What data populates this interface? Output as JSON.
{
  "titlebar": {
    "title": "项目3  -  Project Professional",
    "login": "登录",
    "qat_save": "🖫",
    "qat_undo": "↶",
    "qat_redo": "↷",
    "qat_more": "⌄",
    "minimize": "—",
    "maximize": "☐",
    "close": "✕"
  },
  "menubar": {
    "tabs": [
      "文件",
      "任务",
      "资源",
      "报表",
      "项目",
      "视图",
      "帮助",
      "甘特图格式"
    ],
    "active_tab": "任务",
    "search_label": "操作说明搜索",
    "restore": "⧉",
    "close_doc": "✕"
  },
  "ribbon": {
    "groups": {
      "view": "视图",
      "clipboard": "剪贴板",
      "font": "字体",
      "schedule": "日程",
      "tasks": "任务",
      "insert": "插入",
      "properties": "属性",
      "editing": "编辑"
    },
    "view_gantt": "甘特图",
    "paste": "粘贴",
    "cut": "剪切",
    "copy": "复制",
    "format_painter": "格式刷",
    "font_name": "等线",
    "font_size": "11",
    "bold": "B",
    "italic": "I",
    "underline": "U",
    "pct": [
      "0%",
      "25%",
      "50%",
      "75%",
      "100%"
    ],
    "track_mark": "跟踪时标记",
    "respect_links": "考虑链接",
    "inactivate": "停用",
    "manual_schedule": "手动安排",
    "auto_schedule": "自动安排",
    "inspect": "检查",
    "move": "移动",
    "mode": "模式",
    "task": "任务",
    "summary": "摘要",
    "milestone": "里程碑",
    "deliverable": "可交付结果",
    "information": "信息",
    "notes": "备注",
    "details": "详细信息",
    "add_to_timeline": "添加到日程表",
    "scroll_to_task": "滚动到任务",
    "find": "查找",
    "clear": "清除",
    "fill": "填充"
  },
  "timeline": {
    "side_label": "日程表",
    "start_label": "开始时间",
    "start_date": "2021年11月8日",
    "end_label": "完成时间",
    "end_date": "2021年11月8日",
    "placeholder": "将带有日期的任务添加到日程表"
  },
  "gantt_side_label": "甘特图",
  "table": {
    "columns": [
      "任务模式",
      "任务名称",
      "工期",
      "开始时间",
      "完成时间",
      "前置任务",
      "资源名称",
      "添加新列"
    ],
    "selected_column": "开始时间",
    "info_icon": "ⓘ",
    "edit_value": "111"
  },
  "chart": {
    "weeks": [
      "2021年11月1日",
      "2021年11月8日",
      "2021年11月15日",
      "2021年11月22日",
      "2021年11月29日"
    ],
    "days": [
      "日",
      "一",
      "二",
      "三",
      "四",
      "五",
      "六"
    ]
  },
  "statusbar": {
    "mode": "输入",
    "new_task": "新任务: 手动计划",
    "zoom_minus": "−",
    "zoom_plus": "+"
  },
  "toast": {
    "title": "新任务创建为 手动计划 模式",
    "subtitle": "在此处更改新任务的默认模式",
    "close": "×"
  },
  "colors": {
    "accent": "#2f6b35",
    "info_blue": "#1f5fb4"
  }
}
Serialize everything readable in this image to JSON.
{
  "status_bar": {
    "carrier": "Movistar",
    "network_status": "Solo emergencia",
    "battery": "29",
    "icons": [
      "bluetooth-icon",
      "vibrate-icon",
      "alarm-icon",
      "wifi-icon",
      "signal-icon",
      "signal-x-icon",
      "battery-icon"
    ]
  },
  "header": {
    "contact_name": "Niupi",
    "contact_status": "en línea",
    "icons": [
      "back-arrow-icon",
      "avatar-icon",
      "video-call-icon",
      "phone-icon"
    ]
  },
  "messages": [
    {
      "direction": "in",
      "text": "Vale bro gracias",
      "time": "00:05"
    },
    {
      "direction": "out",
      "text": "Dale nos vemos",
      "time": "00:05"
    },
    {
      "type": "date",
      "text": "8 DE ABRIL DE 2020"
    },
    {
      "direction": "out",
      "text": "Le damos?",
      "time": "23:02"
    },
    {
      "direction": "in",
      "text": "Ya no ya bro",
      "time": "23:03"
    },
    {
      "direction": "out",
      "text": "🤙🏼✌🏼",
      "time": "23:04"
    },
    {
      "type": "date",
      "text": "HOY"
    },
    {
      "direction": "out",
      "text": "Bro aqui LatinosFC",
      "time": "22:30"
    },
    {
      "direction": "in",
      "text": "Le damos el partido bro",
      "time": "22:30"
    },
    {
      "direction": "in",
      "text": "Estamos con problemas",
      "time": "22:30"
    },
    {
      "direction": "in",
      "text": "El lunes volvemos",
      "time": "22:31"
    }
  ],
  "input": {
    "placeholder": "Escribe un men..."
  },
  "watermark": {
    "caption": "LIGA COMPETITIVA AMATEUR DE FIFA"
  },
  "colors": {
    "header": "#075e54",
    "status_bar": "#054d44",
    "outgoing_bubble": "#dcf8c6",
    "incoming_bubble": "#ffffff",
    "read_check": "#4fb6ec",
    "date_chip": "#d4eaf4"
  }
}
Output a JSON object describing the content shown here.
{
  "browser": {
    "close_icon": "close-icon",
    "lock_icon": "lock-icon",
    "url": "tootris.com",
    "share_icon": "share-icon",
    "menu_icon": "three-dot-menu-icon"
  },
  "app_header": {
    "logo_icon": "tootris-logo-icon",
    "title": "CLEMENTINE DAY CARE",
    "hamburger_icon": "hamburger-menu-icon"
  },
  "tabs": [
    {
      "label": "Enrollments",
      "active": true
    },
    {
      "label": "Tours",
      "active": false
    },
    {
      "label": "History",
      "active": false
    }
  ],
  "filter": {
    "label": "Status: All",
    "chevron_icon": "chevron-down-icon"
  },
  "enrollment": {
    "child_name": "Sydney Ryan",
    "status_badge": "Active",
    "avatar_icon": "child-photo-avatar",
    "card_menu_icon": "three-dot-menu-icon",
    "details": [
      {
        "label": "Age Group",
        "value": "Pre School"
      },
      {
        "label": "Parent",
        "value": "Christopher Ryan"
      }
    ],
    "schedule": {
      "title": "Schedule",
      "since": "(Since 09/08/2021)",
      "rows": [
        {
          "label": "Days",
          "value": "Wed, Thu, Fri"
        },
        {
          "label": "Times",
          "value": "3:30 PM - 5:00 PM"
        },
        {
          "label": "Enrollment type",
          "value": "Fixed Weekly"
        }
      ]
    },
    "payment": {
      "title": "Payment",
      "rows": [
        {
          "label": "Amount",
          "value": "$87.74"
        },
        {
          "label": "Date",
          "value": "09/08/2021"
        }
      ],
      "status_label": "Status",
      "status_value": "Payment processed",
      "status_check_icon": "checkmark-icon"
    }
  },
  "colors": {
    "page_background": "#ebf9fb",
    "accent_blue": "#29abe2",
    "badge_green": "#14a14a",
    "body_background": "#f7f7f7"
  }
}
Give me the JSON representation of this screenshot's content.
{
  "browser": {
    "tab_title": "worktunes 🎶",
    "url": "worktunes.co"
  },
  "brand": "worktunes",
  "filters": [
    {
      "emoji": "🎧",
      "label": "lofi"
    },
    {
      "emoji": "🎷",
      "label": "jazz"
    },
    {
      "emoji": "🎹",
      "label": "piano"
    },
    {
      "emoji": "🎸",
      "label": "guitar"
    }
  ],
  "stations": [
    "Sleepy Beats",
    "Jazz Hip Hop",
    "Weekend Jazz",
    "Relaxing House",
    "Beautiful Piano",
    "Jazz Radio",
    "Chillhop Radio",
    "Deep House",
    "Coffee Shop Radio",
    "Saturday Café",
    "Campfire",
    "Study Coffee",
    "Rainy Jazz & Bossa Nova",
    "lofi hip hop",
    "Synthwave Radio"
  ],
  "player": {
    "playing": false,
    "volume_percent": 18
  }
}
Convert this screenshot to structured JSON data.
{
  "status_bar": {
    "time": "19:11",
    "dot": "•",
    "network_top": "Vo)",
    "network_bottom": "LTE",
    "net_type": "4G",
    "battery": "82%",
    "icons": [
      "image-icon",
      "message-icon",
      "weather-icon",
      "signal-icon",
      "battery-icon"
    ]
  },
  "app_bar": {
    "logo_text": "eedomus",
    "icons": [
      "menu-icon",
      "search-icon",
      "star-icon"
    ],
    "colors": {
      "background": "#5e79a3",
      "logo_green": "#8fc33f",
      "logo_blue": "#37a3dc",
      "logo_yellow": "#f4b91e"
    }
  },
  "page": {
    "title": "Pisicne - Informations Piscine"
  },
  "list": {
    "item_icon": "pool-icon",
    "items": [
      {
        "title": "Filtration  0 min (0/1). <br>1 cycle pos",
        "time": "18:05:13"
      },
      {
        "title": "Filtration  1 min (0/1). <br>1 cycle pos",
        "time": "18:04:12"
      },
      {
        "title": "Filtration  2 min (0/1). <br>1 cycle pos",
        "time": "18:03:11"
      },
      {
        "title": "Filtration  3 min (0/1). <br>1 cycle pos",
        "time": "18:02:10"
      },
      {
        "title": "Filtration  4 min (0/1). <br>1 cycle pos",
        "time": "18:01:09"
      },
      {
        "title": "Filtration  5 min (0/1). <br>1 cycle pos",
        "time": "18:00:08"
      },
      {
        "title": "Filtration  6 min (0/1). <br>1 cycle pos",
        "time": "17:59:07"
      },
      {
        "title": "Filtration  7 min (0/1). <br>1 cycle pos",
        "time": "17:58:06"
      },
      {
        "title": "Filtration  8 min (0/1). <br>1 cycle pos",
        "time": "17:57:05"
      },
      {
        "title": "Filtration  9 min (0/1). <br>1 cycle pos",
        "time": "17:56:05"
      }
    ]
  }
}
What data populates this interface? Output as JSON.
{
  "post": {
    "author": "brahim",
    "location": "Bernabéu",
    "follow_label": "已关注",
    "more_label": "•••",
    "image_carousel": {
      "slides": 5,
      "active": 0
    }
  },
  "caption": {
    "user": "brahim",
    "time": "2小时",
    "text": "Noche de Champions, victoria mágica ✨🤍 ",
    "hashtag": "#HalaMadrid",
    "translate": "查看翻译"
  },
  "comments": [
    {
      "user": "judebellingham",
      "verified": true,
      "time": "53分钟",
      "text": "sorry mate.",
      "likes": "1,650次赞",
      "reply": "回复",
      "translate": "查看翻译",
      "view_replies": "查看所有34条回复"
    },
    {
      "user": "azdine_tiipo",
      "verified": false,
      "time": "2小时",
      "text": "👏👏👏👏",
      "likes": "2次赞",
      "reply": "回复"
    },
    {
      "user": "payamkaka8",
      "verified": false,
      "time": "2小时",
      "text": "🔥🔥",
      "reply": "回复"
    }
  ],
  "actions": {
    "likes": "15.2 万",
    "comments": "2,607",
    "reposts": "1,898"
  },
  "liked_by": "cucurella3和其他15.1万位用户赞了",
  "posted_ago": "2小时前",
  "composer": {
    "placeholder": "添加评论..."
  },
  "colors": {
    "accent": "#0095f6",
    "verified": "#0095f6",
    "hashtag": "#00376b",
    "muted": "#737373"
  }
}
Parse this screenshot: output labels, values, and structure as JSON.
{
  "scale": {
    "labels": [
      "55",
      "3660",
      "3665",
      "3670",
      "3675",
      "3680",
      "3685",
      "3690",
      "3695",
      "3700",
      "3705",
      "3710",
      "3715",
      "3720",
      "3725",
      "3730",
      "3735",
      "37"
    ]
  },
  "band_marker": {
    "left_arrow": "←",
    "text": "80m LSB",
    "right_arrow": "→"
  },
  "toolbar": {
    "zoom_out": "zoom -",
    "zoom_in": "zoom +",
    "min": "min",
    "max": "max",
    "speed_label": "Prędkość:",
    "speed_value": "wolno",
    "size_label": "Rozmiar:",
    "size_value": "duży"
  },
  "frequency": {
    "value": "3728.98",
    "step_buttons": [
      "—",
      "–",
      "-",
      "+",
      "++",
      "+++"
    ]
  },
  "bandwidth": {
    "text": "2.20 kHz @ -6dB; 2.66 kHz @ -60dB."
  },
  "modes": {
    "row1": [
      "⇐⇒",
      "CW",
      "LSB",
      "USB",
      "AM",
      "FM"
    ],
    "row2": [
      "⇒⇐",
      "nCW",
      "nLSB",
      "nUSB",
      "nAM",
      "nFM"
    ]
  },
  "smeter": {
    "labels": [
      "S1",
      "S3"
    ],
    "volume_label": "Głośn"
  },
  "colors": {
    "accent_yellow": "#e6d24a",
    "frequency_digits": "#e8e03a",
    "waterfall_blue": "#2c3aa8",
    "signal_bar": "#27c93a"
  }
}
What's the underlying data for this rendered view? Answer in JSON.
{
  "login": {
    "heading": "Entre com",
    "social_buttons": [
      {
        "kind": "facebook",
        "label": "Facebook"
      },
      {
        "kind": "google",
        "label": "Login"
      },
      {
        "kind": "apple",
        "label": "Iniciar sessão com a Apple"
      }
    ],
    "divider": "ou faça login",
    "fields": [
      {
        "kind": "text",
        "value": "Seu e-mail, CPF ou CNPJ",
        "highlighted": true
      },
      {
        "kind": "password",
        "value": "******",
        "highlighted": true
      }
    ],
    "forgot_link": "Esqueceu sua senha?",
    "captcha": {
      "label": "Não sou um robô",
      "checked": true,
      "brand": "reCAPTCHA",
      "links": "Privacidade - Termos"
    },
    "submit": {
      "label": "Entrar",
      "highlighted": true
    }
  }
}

EXERCISE DIRECTIONS:
Out of the material above, select every line that holds the string "worktunes".

SOLUTION:
    "tab_title": "worktunes 🎶",
    "url": "worktunes.co"
  "brand": "worktunes",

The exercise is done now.